* Start *
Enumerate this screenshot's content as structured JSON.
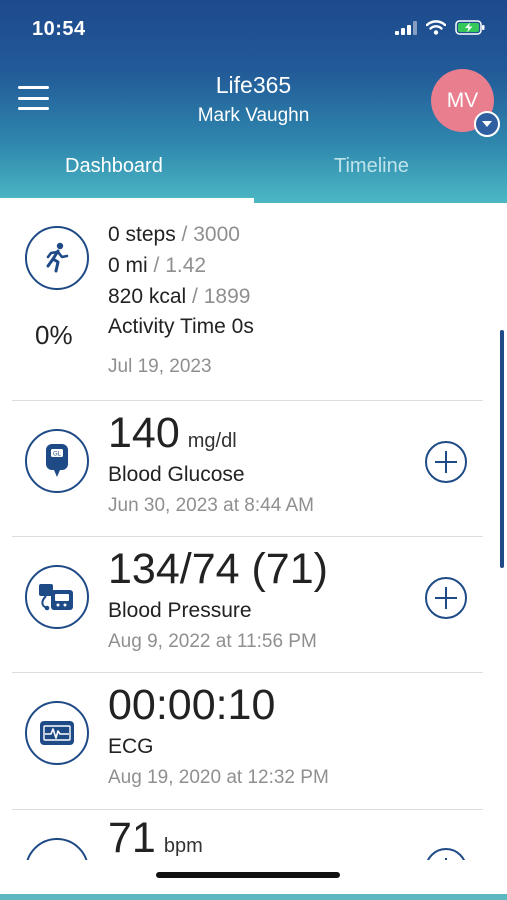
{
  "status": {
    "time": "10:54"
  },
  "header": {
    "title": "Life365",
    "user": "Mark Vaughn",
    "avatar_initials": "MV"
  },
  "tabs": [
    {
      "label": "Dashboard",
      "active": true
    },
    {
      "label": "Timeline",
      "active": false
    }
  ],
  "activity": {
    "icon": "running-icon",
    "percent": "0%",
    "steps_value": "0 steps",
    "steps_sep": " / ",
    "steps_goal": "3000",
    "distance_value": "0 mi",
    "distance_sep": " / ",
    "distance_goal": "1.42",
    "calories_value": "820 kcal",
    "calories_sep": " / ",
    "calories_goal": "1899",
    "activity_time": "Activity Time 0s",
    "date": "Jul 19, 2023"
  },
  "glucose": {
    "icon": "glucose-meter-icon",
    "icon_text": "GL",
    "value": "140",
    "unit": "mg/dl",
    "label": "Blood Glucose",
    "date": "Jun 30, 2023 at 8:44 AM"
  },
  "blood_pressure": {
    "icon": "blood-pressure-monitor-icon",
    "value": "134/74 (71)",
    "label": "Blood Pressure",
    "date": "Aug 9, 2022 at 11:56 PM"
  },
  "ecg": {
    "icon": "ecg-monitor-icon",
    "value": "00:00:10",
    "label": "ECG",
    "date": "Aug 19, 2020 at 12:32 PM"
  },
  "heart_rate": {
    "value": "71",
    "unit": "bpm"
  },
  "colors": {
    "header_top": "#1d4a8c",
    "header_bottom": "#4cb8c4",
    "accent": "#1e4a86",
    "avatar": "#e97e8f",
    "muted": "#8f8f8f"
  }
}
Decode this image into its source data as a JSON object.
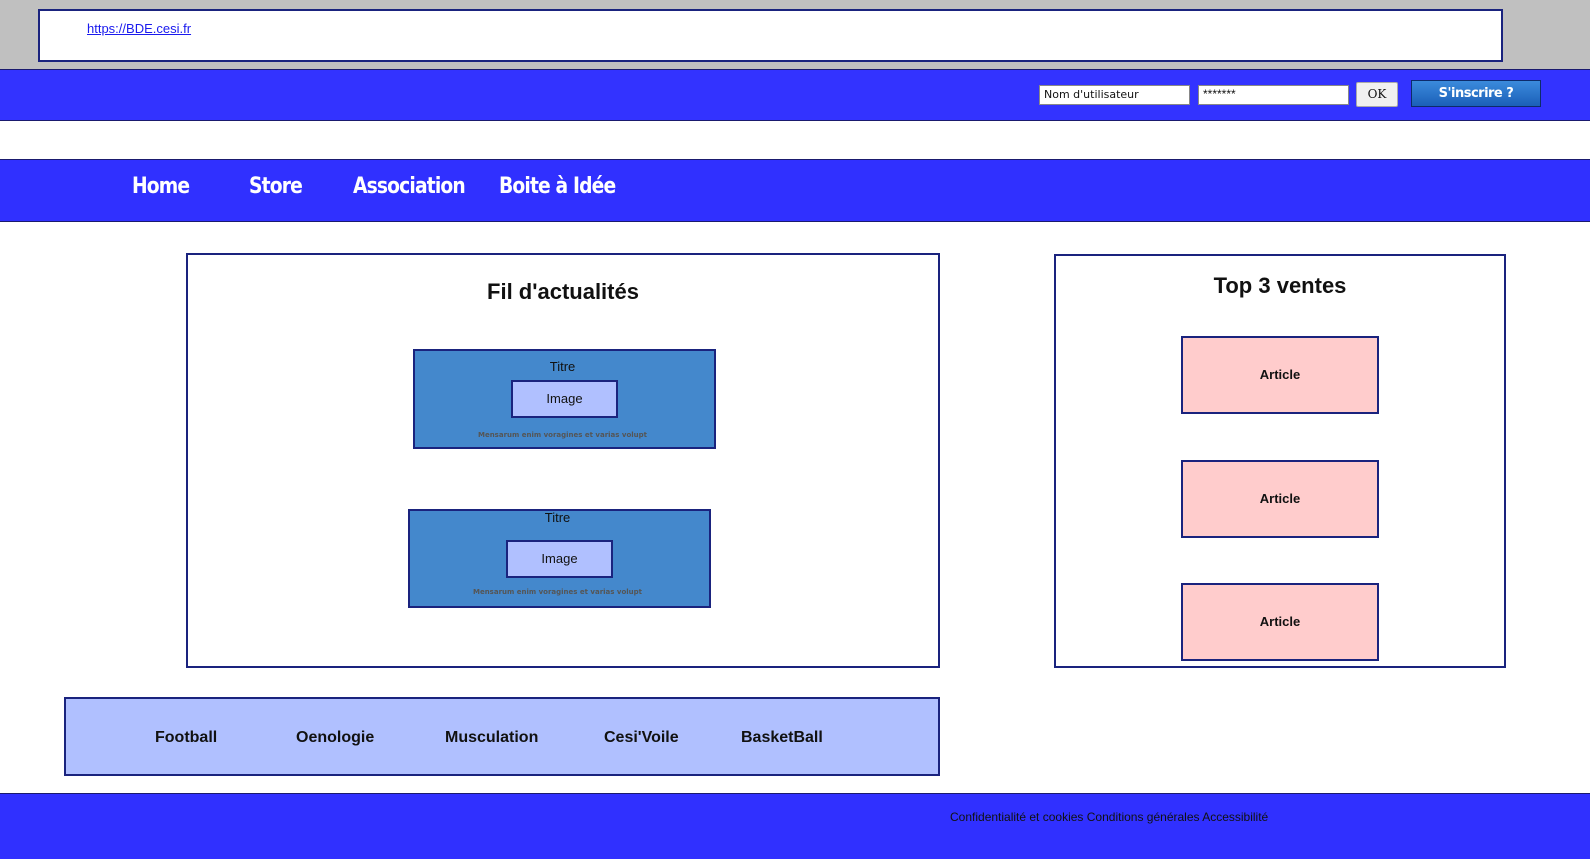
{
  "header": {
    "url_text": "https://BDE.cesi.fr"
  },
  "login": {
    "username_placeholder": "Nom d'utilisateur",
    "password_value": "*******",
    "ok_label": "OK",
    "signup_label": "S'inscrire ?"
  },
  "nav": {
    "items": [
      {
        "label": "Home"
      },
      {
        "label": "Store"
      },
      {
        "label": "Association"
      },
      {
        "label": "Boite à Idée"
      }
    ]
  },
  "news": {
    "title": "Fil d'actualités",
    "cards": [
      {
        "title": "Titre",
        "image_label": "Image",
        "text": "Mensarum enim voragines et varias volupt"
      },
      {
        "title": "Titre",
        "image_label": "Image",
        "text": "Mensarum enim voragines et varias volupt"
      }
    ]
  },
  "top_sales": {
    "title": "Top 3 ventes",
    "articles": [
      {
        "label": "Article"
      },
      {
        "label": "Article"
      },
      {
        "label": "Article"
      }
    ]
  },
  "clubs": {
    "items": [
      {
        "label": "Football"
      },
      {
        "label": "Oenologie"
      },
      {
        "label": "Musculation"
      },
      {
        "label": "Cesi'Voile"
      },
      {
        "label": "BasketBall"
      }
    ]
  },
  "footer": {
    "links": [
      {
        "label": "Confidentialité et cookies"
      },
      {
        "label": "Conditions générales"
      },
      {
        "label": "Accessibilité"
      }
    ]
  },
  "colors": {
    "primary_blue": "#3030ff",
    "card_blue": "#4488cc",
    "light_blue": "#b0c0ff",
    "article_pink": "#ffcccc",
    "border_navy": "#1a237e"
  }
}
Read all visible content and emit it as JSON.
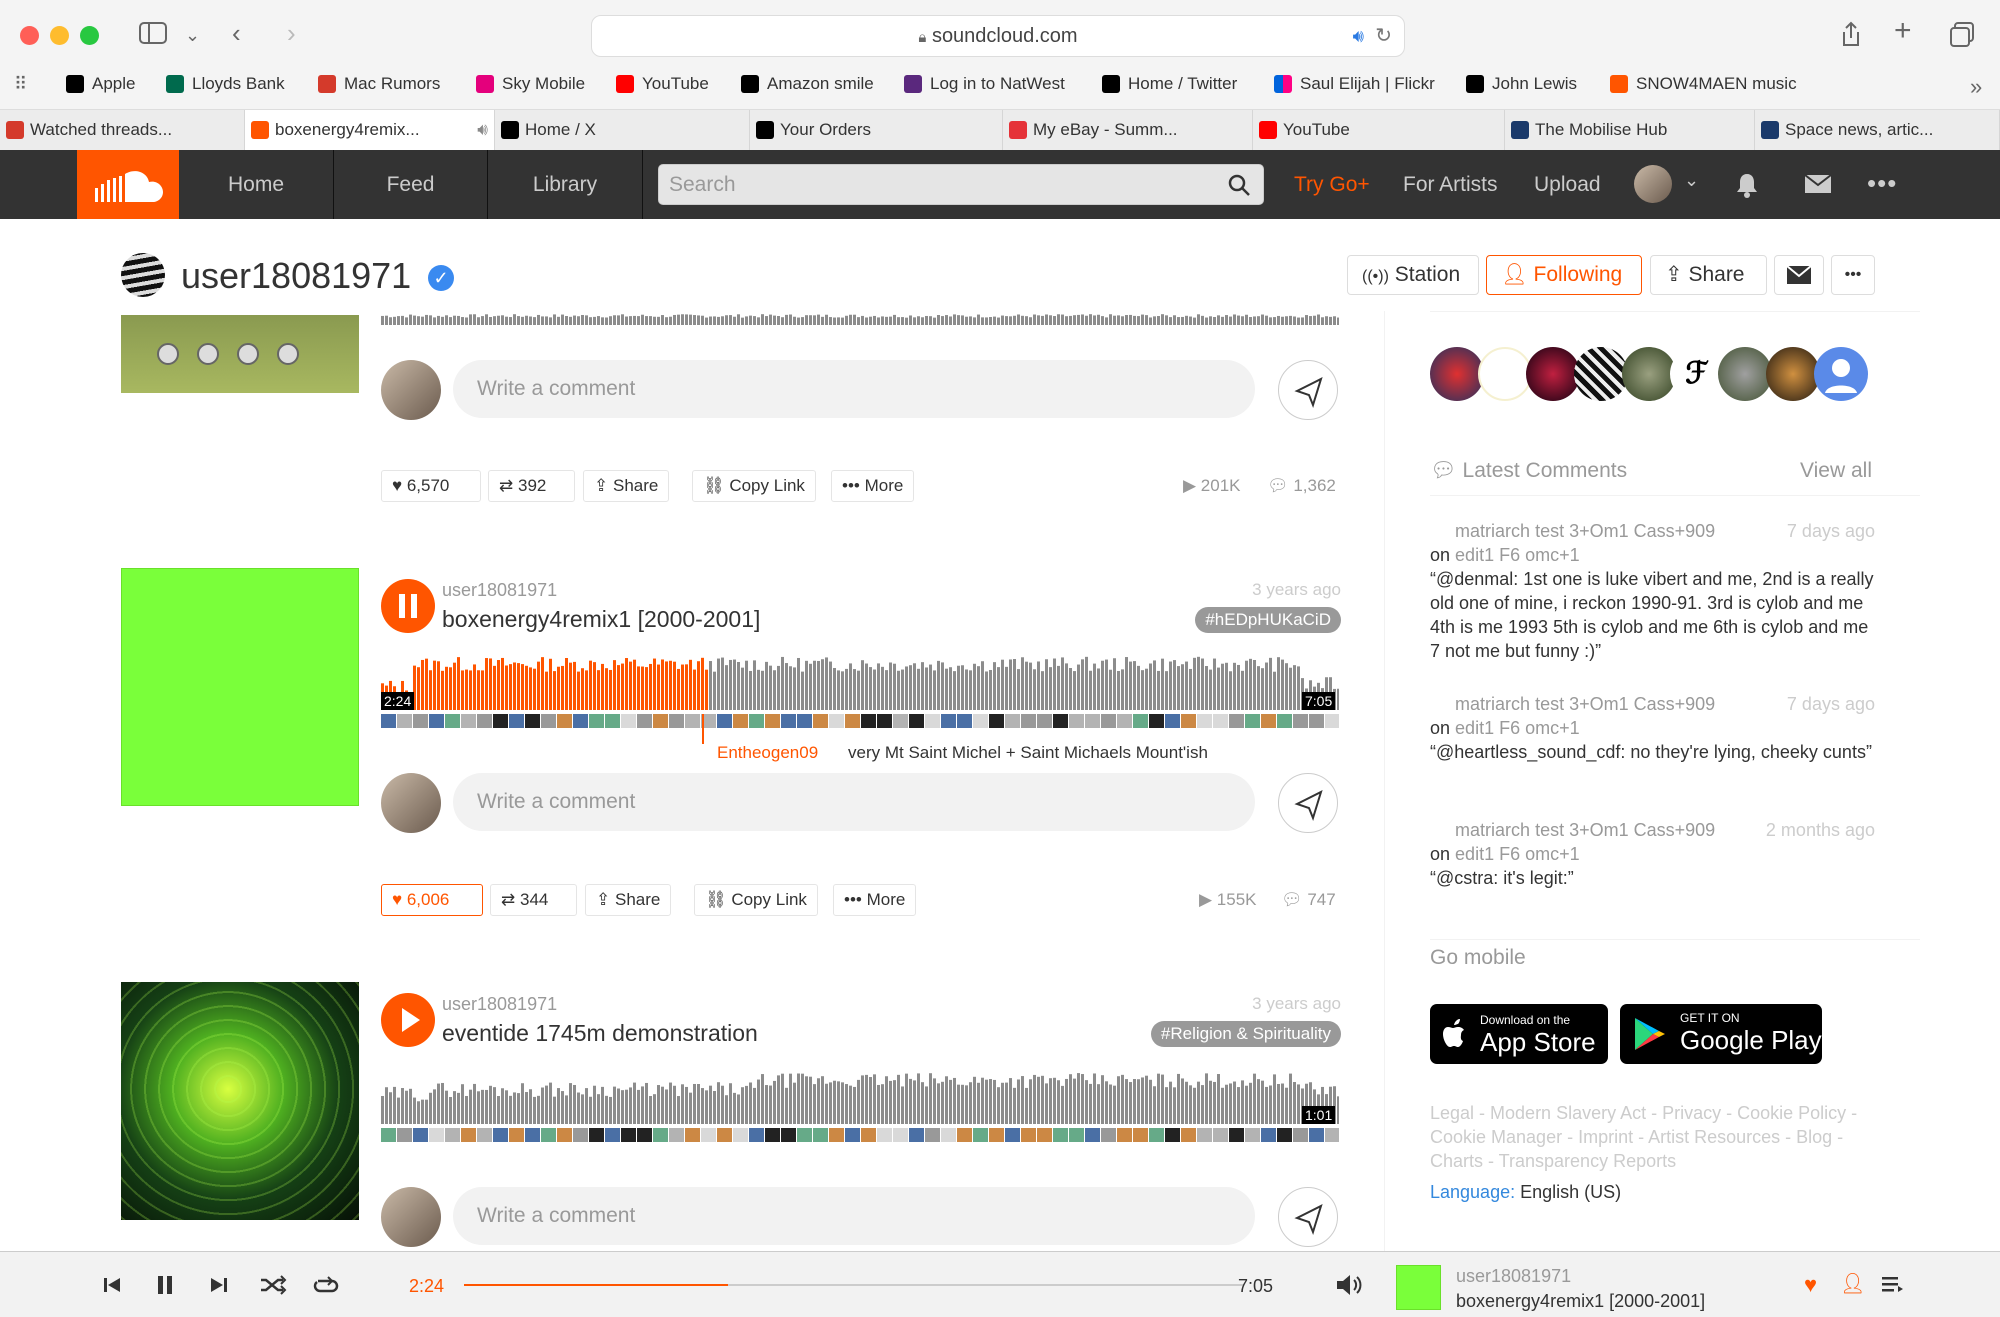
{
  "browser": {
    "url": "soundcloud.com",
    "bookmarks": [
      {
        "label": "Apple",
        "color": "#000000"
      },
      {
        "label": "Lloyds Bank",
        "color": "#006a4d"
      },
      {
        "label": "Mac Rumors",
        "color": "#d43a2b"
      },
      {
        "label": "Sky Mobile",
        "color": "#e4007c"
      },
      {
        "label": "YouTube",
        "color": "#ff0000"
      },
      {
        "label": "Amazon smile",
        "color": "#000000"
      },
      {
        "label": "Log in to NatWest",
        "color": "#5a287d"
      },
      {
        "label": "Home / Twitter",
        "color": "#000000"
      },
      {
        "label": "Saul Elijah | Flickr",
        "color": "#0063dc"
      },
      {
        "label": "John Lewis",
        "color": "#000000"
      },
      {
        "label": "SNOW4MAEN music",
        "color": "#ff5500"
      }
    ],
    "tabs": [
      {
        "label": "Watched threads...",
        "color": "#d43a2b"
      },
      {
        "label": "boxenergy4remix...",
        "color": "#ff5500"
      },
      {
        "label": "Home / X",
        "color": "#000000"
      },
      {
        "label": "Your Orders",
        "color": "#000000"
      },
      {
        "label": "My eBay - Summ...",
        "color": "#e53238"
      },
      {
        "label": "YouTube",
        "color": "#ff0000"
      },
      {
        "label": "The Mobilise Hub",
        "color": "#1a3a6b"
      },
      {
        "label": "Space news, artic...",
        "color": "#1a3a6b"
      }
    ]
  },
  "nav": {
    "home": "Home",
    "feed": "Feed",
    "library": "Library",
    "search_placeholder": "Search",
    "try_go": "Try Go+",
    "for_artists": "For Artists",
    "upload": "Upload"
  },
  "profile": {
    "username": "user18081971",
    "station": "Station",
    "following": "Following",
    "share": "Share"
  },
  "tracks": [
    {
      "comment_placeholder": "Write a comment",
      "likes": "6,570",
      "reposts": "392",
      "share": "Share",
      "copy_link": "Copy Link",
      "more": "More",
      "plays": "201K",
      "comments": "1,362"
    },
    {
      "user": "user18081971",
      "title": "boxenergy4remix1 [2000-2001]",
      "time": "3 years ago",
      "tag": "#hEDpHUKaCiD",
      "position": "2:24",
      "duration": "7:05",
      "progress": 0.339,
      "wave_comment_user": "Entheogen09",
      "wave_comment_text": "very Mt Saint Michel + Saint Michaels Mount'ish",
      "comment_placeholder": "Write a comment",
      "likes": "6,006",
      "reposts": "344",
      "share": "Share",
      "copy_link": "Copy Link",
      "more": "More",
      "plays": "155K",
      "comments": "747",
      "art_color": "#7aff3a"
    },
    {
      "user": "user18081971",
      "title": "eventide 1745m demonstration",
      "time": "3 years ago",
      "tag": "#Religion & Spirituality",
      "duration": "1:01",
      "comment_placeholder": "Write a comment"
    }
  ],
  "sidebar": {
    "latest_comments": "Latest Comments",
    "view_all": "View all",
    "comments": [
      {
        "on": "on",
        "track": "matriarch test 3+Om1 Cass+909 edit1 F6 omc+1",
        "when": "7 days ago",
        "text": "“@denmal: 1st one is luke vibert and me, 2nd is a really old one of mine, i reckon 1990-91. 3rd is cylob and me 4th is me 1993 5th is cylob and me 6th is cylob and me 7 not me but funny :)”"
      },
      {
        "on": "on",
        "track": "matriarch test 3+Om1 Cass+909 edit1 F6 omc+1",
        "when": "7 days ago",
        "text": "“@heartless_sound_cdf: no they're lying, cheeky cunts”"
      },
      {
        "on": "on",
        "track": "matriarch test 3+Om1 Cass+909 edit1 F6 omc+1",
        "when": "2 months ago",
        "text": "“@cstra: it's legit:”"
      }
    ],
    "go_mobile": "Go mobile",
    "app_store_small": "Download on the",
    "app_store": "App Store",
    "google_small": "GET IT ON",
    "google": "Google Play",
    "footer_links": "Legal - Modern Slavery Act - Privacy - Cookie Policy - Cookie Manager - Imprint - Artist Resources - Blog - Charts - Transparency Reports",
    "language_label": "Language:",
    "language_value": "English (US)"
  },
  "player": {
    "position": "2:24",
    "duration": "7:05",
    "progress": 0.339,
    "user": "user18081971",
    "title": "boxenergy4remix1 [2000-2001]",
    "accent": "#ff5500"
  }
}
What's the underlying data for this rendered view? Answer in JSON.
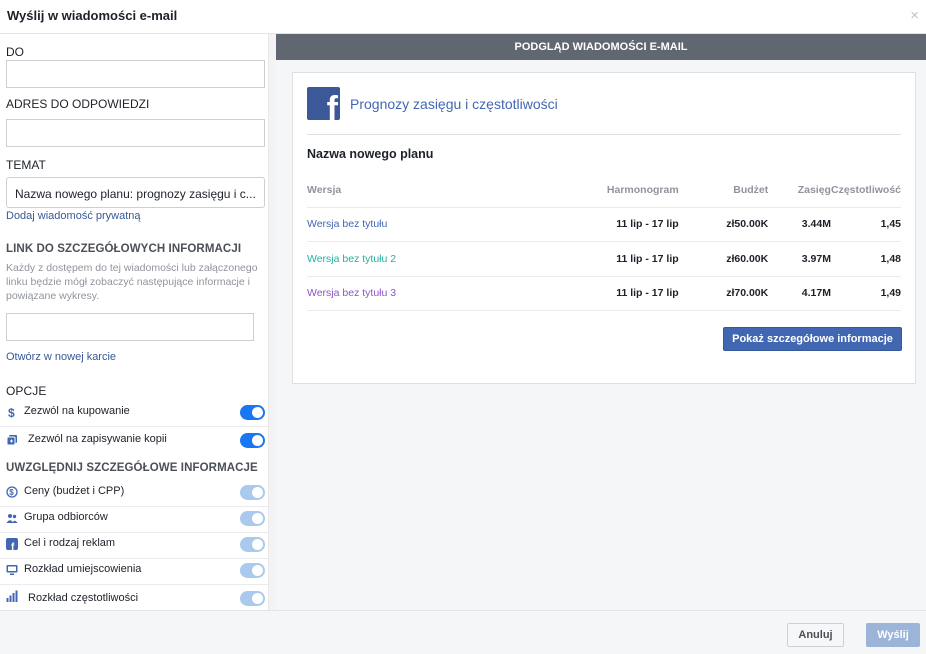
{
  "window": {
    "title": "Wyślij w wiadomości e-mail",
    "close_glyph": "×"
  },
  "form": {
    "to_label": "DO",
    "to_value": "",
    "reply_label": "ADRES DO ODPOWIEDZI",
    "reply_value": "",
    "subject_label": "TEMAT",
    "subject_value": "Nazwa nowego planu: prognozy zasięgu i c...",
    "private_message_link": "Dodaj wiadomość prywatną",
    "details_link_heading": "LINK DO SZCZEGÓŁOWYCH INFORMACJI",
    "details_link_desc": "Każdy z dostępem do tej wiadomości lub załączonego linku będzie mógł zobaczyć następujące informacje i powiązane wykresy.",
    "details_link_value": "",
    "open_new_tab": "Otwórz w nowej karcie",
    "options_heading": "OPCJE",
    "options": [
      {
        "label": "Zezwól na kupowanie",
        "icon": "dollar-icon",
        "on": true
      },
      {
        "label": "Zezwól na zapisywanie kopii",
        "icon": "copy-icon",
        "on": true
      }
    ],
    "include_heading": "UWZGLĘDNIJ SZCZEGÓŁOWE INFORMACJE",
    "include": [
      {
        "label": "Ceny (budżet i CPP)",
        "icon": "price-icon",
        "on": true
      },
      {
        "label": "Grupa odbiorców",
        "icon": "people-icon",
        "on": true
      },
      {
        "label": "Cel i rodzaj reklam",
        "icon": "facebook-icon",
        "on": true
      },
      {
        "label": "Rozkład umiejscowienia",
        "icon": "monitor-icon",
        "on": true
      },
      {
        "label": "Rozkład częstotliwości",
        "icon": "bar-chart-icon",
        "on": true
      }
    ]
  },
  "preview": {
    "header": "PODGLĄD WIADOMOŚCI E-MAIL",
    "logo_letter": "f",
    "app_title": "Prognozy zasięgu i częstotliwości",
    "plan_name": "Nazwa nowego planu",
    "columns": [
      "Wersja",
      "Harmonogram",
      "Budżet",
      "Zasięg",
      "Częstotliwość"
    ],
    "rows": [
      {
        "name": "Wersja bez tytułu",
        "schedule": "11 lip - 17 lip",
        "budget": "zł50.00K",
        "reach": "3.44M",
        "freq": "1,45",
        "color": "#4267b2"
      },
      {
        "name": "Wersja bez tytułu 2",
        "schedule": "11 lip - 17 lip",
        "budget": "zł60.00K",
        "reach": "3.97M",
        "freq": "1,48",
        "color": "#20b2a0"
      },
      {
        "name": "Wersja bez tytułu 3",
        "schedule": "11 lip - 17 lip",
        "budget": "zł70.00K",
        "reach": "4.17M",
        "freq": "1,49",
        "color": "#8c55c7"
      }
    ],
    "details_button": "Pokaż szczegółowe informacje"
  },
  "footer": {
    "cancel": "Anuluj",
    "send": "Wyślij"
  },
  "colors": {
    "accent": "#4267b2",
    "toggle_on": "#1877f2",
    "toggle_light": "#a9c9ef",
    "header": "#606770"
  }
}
* End *
§ To do:
From the entries above, list each line with "monitor" in it.

§ Solution below:
    "icon": "blood-pressure-monitor-icon",
    "icon": "ecg-monitor-icon",
        "icon": "monitor-icon",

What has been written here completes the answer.